## BEGIN MATERIAL

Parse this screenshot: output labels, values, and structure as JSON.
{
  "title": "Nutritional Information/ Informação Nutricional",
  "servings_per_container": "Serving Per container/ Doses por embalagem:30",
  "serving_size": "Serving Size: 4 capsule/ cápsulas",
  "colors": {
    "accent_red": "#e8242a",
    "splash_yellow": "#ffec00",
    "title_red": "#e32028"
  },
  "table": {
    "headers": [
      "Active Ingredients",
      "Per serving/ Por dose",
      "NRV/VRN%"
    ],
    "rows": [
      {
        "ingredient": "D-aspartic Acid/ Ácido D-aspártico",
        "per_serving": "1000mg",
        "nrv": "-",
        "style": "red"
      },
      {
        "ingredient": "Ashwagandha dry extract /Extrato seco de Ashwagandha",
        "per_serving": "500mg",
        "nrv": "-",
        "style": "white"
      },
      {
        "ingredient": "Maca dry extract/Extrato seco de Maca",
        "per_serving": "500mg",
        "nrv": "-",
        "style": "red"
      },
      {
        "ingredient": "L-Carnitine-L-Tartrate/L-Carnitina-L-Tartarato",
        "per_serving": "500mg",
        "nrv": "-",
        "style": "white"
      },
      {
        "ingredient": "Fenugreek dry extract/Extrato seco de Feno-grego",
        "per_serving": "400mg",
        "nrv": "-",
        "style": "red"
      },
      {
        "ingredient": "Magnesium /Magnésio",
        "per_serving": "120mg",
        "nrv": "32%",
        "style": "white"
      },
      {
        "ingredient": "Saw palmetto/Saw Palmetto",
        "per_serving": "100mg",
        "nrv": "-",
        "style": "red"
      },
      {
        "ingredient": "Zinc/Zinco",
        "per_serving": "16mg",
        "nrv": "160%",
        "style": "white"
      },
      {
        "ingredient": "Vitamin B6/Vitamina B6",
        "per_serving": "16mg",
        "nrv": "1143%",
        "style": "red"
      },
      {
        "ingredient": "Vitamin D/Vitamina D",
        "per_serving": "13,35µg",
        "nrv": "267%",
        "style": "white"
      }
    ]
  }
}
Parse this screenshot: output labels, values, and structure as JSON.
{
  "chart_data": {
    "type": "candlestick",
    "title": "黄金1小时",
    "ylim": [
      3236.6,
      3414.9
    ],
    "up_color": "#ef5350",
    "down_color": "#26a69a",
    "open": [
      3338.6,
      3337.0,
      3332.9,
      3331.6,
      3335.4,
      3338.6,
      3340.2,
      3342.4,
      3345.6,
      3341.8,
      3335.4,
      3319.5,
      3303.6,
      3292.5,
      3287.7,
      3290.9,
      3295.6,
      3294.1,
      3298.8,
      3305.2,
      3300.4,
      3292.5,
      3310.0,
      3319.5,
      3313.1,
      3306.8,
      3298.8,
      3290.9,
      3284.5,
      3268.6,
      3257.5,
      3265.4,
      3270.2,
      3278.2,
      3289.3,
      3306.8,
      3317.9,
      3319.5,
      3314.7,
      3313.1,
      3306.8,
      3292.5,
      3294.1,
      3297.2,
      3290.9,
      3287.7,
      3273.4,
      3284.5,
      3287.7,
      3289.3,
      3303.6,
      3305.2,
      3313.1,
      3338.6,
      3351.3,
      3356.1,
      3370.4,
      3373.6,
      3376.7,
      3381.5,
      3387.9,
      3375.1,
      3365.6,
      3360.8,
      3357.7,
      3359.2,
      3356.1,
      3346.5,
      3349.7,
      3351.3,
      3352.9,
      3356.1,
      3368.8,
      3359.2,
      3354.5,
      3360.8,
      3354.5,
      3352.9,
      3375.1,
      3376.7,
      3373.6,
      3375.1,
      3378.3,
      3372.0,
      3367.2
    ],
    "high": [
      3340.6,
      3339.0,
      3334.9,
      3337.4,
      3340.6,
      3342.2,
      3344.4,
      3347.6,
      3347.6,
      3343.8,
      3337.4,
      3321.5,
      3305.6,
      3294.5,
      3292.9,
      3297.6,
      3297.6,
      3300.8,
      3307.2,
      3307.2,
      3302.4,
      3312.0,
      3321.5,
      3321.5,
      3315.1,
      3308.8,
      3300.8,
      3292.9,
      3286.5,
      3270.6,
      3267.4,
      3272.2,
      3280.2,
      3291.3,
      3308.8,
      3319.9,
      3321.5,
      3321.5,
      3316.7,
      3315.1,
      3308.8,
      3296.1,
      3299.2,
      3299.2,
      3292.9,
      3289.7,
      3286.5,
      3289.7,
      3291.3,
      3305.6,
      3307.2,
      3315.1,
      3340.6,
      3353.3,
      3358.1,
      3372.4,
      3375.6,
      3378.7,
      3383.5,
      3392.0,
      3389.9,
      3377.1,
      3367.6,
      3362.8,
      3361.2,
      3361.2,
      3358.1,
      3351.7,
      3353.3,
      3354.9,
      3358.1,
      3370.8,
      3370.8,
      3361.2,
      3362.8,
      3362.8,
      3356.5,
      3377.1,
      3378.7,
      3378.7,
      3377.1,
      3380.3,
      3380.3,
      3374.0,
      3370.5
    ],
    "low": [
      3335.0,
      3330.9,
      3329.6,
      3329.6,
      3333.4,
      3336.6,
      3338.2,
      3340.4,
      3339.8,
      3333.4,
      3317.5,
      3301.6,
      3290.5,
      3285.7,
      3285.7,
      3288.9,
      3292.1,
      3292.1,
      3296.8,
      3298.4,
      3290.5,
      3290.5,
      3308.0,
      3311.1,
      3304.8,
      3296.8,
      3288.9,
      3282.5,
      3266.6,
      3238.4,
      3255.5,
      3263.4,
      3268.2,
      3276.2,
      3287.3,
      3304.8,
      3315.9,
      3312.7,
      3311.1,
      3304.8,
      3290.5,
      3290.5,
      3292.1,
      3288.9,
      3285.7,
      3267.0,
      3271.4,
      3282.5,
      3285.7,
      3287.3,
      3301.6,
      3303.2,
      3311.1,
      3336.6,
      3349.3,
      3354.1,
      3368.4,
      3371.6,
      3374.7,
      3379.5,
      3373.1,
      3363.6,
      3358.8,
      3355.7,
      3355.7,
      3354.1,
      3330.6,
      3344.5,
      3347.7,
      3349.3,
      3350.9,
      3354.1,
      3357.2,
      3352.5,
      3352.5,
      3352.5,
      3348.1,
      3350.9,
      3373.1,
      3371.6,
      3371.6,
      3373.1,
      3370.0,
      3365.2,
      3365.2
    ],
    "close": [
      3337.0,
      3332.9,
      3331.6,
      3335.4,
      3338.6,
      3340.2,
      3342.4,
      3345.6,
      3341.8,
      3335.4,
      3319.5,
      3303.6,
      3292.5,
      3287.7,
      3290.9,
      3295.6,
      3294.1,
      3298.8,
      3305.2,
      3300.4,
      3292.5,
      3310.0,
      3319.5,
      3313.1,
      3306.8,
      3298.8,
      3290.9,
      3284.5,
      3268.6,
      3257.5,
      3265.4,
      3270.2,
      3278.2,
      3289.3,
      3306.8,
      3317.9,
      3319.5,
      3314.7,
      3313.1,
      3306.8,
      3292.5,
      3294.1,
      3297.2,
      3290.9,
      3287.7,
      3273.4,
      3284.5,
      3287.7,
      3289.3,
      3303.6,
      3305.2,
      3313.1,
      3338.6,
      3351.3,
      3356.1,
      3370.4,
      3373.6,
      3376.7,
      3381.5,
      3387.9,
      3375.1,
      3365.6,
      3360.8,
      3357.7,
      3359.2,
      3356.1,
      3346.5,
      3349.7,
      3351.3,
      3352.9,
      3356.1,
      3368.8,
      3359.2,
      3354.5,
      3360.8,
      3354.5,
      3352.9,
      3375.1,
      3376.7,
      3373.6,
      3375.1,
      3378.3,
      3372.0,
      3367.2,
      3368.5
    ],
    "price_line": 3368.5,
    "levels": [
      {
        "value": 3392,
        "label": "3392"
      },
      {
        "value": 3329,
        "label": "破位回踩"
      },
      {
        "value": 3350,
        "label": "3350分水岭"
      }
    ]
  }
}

## END MATERIAL

DIRECTION. Determine the number of lines in the data that contain "Vitamina" as a word or string, and state only that number.

WRITTEN SOLUTION. 2